>> begin RECORDED DATA

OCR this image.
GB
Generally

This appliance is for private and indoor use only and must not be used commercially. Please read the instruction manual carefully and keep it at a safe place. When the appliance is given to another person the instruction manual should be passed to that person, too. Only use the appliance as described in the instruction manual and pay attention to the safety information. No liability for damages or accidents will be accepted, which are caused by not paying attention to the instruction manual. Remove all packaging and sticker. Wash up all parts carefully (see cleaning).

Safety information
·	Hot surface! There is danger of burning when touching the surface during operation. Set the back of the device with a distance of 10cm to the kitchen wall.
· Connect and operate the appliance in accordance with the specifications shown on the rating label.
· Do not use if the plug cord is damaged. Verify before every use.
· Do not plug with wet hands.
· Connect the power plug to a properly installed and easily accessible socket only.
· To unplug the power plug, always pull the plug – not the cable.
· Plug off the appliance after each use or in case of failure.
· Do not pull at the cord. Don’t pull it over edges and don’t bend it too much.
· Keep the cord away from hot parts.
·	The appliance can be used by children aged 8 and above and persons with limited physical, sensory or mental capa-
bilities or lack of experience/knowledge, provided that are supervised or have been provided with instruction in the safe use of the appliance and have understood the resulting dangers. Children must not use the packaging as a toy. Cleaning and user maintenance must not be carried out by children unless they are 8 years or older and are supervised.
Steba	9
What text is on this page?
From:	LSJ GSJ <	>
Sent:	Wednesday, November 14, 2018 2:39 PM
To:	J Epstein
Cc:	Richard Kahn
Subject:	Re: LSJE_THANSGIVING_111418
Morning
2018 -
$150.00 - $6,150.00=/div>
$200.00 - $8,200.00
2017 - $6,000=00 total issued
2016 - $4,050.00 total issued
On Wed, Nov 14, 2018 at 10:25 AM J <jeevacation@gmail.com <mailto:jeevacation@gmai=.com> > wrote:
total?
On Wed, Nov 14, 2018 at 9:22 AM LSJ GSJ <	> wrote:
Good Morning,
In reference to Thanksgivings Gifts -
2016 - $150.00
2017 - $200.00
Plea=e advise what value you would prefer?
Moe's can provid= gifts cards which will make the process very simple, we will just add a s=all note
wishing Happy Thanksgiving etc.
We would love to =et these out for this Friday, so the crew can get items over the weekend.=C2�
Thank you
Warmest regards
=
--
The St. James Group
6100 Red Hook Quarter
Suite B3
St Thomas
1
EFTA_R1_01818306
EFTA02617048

>> end RECORDED DATA

DIRECTIONS FOR THIS TASK:
Look through the entries above and report the number of lines that contain "over". Write only the number.

WORKED ANSWER:
2